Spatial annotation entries
-------

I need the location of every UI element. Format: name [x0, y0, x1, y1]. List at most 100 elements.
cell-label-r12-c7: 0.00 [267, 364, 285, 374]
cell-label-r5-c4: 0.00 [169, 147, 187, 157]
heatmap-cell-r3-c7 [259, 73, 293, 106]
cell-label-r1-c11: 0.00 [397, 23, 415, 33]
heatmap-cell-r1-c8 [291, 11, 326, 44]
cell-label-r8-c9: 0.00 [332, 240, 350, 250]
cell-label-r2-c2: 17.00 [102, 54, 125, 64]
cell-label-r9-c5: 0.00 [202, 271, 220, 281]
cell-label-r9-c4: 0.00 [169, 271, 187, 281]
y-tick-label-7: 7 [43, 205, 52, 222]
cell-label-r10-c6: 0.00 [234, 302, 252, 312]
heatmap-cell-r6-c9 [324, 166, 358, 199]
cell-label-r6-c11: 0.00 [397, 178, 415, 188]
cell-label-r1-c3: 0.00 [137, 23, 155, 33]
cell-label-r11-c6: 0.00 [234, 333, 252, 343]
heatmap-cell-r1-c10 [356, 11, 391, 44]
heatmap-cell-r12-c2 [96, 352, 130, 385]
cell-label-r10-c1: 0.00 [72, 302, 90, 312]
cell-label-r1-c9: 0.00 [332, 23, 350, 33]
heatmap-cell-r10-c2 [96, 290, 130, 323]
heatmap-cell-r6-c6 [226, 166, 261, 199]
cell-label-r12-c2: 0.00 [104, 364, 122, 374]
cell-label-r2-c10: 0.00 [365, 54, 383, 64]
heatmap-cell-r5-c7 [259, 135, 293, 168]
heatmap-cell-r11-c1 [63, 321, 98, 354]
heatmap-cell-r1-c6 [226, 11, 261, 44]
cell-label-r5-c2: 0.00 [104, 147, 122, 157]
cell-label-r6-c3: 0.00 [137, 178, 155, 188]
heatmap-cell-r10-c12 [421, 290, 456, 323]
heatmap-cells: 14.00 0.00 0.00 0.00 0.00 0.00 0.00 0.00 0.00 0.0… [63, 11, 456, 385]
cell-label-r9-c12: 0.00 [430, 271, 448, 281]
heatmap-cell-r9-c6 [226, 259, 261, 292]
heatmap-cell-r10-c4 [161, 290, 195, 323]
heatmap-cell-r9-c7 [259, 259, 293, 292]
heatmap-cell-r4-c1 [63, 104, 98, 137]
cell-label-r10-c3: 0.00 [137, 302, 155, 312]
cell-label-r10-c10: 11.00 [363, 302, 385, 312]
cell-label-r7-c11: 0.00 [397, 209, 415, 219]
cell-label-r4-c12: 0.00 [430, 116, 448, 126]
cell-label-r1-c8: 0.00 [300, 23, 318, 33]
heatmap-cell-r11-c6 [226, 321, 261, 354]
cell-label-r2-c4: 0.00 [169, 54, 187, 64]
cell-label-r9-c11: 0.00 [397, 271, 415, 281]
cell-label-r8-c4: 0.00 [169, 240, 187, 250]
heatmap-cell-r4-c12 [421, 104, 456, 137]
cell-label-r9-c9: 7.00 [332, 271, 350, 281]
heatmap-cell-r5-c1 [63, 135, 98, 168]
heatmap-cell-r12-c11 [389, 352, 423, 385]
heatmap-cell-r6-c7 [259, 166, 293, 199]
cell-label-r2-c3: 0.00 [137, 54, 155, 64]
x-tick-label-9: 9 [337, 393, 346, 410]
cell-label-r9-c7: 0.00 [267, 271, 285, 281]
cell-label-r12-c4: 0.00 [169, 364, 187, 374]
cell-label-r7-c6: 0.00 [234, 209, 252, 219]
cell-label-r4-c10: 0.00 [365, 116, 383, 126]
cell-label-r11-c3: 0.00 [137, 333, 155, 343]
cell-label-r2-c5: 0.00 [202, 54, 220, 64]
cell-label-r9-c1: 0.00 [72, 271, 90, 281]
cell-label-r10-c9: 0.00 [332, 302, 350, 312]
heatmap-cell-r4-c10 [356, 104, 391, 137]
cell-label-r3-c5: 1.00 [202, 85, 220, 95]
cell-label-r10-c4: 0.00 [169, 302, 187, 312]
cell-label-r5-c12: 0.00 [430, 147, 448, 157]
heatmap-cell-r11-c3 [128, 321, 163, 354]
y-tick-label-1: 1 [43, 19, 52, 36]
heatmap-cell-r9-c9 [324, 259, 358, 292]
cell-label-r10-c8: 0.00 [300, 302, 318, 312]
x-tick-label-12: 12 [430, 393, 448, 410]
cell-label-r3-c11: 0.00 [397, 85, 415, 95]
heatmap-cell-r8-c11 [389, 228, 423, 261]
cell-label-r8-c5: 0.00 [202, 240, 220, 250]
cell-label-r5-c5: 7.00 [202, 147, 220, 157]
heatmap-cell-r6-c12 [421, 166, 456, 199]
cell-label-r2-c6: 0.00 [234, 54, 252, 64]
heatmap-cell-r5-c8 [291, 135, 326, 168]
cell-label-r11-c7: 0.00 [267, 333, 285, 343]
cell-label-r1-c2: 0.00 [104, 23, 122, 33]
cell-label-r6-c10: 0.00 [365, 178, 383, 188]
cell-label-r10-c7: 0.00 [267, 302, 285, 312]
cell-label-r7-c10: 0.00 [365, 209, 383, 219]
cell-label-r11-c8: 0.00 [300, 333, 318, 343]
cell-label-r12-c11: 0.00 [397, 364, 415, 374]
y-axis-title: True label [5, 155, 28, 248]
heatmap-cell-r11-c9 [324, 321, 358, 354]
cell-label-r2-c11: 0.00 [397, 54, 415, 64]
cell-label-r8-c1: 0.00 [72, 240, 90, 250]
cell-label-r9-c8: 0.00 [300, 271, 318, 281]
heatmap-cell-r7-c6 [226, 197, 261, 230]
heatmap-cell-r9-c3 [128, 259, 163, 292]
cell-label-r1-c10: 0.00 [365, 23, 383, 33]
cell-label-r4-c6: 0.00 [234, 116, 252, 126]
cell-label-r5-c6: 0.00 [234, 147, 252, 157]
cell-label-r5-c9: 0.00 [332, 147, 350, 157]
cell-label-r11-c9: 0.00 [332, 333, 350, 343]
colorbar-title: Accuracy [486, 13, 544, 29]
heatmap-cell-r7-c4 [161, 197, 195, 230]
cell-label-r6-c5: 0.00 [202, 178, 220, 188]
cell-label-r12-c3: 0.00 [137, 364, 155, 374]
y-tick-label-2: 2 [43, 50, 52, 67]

-------

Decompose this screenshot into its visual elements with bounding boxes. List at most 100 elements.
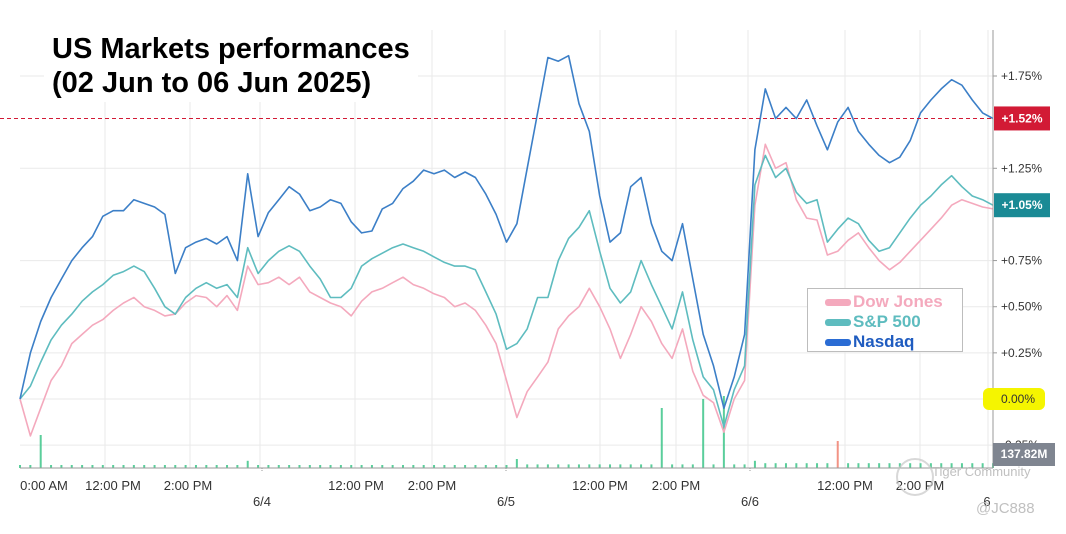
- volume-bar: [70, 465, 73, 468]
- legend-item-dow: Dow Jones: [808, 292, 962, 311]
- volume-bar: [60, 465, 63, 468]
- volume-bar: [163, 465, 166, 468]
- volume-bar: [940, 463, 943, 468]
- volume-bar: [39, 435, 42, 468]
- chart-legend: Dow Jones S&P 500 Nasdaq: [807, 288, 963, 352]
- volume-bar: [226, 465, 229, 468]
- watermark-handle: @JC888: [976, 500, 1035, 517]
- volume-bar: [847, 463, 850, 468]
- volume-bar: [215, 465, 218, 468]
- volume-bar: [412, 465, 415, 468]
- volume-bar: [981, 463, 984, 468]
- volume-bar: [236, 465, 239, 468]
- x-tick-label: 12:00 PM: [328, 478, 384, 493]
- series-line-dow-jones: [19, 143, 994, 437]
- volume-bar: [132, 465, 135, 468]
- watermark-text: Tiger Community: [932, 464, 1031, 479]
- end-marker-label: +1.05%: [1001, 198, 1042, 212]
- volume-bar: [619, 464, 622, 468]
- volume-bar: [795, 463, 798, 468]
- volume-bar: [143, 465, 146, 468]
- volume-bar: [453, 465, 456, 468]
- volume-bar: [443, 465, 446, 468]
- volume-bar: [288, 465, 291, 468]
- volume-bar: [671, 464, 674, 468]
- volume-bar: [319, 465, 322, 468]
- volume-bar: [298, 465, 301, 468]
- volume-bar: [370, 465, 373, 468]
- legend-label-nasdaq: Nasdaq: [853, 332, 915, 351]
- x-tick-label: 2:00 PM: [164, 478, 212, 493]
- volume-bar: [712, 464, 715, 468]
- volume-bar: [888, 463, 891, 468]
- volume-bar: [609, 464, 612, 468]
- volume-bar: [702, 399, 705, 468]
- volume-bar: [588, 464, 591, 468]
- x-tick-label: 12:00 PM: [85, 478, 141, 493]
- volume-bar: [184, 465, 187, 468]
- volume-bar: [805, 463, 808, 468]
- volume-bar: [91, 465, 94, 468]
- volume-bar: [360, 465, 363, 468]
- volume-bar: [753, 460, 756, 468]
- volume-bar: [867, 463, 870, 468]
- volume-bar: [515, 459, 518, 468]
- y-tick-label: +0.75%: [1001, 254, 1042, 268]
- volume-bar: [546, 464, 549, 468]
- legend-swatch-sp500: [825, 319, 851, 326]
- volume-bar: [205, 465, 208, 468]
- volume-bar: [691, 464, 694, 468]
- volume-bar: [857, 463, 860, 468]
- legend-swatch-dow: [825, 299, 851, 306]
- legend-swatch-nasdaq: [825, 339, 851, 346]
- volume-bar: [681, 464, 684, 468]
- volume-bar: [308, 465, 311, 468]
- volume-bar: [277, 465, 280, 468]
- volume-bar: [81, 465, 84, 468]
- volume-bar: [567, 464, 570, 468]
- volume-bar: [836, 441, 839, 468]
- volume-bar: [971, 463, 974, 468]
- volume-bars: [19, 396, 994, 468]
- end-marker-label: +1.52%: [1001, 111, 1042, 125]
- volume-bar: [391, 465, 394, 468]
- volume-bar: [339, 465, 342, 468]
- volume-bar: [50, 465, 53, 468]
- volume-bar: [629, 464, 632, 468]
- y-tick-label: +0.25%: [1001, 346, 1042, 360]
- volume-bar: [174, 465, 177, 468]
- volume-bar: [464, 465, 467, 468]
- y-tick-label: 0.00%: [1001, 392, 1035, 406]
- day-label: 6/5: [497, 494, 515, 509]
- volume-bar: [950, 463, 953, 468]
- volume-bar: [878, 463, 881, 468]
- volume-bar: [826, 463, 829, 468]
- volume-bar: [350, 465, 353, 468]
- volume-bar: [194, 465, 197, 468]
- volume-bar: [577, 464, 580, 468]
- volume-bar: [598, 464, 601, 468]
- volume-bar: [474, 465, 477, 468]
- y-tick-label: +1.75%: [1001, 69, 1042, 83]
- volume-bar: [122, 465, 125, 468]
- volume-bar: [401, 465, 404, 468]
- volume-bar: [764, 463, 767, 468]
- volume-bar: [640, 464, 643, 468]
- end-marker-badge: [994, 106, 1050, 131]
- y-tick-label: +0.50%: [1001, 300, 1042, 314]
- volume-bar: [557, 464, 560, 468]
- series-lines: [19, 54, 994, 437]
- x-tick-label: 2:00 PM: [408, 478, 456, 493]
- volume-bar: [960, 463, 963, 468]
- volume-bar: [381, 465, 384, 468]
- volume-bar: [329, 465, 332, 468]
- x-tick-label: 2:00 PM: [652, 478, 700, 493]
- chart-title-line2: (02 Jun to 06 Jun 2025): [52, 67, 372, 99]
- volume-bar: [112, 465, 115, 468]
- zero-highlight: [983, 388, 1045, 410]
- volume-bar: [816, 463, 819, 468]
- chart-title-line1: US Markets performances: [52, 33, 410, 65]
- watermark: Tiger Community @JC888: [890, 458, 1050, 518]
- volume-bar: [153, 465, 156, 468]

-------

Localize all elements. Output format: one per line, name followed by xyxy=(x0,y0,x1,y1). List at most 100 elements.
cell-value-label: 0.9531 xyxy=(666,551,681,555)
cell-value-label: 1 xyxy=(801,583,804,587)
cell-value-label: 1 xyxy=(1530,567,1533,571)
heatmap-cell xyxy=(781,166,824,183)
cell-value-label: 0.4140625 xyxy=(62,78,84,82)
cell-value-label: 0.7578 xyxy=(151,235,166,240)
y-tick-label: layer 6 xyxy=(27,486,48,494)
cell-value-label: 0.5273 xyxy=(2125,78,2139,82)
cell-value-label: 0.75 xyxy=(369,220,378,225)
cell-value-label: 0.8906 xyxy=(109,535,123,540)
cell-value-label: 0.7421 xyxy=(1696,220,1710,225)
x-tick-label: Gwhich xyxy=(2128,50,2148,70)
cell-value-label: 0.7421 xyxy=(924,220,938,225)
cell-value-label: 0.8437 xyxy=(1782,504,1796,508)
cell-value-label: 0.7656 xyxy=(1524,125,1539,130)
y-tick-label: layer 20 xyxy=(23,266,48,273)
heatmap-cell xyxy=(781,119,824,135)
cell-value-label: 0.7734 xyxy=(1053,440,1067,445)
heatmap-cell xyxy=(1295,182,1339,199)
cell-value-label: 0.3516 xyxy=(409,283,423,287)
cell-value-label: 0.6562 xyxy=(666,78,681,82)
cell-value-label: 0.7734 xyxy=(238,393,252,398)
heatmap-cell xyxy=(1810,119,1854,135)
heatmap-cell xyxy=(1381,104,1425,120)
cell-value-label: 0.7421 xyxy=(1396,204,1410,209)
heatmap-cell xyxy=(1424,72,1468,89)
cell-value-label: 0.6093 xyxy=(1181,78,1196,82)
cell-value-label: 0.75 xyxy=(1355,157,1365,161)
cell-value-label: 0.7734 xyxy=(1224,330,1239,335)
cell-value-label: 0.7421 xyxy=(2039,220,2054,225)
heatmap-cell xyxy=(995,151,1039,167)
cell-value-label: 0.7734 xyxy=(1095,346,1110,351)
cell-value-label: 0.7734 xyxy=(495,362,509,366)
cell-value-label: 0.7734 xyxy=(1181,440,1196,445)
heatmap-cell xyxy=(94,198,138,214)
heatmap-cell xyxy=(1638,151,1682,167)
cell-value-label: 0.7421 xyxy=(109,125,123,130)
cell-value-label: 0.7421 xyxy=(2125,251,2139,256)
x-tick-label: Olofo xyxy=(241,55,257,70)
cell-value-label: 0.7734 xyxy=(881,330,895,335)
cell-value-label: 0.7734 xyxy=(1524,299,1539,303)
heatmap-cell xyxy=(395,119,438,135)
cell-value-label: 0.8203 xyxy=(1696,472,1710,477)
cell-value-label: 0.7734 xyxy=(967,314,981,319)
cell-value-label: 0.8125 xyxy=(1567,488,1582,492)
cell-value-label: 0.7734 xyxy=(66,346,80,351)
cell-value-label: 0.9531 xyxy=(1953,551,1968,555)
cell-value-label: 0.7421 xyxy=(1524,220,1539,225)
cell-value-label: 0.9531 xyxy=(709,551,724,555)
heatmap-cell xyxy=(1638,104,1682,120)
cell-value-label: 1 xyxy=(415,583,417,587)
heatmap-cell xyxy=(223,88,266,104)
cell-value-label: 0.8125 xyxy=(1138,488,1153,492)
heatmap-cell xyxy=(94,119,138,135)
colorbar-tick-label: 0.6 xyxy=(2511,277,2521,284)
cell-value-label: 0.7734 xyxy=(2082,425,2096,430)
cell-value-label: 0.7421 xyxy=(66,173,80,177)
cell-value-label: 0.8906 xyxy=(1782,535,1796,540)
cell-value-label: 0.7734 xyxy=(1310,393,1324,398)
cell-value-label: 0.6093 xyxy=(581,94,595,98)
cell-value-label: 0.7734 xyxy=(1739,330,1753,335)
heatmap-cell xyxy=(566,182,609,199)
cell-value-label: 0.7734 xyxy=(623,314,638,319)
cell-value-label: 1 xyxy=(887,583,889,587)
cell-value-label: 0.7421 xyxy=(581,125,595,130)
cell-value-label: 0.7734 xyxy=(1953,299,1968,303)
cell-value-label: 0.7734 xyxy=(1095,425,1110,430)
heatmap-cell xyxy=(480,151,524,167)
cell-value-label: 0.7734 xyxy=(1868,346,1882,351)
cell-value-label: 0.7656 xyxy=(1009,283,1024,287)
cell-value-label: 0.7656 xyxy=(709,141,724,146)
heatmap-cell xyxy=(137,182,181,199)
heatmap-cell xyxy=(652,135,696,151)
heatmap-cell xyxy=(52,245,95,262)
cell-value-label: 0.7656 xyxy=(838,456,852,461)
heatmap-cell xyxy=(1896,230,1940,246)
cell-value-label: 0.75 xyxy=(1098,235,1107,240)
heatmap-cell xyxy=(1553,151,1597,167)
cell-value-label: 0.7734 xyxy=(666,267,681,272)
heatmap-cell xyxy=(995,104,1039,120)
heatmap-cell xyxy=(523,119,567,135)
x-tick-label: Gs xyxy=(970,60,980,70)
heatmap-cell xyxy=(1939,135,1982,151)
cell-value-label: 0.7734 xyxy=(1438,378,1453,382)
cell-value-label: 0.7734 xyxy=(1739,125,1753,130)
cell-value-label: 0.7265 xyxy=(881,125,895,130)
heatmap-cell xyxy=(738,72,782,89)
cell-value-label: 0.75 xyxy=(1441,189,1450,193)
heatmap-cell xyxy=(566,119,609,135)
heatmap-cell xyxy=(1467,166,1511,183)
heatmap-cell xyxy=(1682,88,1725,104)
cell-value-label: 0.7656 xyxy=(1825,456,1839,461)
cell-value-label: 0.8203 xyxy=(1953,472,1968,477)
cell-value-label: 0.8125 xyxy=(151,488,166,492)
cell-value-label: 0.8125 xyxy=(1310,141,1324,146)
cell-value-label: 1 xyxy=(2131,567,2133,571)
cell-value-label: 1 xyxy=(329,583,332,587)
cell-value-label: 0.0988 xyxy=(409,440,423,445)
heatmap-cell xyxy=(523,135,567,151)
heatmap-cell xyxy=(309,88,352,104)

-------

Output the lines of the entries without any changes, beginning with the line that contains "- volume-bar: [70, 465, 73, 468]" and stopping after the line that contains "- volume-bar: [226, 465, 229, 468]".

● **Answer to this task**:
- volume-bar: [70, 465, 73, 468]
- legend-item-dow: Dow Jones: [808, 292, 962, 311]
- volume-bar: [60, 465, 63, 468]
- volume-bar: [163, 465, 166, 468]
- volume-bar: [940, 463, 943, 468]
- volume-bar: [39, 435, 42, 468]
- chart-legend: Dow Jones S&P 500 Nasdaq: [807, 288, 963, 352]
- volume-bar: [226, 465, 229, 468]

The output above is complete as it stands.